### EXTRAIT DU TEXTE:
§ §

Magazine Autres musiques

La glace et le feu... Follet !

Publié le 25 avril 2009 par Philippe Delaide

En opposition à la déception traduite par ma note sur des pièces de JS Bach enregistrées par Hélène Grimaud (cf. note du 9 décembre 2008), le film enregistré par Bruno Monsaingeon sur David Fray, enregistrant trois concertos pour piano et orchestre de JS Bach avec le Deutsche Kammerphilharmonie Bremen permet de découvrir une version que je qualifierais volontiers d'intrigante.

La critique a parlé du mariage de la carpe et du lapin en mentionnant à quel point les deux visions de JS Bach s'opposaient car le disque d'Hélène Grimaud était pratiquement sorti au même moment que celui de David Fray (d'ailleurs, comme me l'a judicieusement mentionné Racha Arodaky, avec le même orchestre !). C'est assurément l'opposition de la glace et du feu. Ce feu, plutôt follet, incarné par le jeu vif et en apparence agité du jeune pianiste, comprend en effet une petite part de folie avec l'appel à un imaginaire débordant qui constitue le principal attrait de ce pianiste. David Fray semble visiblement marqué par Glenn Gould, avec la mystique vouée aux créations du Cantor en moins...

La sublime architecture des trois concertos exécutés (BWV 1055, 1056, 1057) supporte aisément le chemins de traverse, les audaces rythmiques ou harmoniques que peut imaginer le pianiste, œuvrant également à tête de l'orchestre. Ces voies possibles, David Fray ne craint pas d'en créer de toutes sortes, la plupart d'ailleurs n'étant pas absurdes du point de vue rhétorique, même si son imagination débordante peut tendre à nous faire perdre le fil. C'est ce que le reportage de Bruno Monsaingeon traduit de façon très habile, sans aucun commentaire "off", laissant David Fray nous expliquer ses options, sa lecture très personnelle de ces concertos, tant lors de la préparation de ces derniers chez lui, que lors de répétitions filmées.

§ §

### DONNÉES FOURNIES:
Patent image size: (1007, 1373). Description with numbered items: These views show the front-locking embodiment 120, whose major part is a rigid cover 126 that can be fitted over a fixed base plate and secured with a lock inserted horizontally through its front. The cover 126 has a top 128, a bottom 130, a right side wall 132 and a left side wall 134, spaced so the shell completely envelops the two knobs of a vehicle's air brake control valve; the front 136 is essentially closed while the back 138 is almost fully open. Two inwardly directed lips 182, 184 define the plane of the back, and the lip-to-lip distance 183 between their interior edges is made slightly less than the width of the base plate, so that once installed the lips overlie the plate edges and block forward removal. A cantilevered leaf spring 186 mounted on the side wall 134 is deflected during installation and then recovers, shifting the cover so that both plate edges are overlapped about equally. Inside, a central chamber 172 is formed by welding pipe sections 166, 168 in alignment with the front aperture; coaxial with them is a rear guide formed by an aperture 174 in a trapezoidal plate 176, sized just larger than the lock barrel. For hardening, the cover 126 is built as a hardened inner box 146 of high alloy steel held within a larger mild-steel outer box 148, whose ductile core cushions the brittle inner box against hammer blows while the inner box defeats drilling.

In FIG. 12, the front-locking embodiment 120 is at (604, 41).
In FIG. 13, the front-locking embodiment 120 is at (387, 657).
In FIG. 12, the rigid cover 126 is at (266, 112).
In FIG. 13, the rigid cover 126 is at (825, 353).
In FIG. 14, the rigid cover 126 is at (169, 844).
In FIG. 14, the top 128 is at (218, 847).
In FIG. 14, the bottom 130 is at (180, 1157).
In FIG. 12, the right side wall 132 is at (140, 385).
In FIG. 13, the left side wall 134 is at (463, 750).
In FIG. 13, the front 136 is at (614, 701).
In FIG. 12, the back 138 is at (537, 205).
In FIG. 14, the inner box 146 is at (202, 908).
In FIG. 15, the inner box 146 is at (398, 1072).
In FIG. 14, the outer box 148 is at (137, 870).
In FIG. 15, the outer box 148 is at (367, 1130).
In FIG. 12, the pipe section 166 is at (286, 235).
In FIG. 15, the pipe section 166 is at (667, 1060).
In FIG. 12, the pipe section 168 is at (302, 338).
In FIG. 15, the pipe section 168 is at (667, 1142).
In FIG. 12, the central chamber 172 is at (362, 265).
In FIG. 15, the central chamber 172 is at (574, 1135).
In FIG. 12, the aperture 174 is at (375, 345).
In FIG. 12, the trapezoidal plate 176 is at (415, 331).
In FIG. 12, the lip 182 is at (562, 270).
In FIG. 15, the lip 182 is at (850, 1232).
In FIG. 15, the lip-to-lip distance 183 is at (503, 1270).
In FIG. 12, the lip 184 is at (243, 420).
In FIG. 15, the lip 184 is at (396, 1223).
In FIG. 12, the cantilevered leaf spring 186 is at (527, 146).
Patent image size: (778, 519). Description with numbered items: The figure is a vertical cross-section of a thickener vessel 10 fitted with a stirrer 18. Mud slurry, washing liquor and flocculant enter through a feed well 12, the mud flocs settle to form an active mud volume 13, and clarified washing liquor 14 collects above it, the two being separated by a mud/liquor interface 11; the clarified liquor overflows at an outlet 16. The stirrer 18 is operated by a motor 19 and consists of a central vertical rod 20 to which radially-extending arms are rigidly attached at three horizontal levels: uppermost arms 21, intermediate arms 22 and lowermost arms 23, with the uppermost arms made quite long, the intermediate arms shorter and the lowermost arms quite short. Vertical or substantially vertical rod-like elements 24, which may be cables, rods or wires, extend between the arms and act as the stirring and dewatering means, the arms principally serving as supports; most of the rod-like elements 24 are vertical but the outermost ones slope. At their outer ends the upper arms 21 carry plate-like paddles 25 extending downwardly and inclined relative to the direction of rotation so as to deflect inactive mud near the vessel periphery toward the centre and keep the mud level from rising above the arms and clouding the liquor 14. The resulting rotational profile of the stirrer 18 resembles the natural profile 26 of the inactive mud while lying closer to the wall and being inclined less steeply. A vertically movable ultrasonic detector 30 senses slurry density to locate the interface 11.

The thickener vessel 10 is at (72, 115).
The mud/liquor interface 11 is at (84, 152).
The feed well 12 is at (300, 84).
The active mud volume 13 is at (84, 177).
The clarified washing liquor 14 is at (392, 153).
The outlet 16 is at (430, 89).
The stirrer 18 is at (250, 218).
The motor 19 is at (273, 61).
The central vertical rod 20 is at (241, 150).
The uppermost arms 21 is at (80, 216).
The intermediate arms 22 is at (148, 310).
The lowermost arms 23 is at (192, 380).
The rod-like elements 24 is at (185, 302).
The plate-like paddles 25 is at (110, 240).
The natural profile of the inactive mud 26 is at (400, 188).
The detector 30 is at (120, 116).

§ §

### CONSIGNE:
D'après l'extrait, quels sont les numéros BWV des trois concertos exécutés par David Fray ? Les lignes proviennent d'une autre source que l'extrait.

### RÉPONSE:
BWV 1055, 1056 et 1057.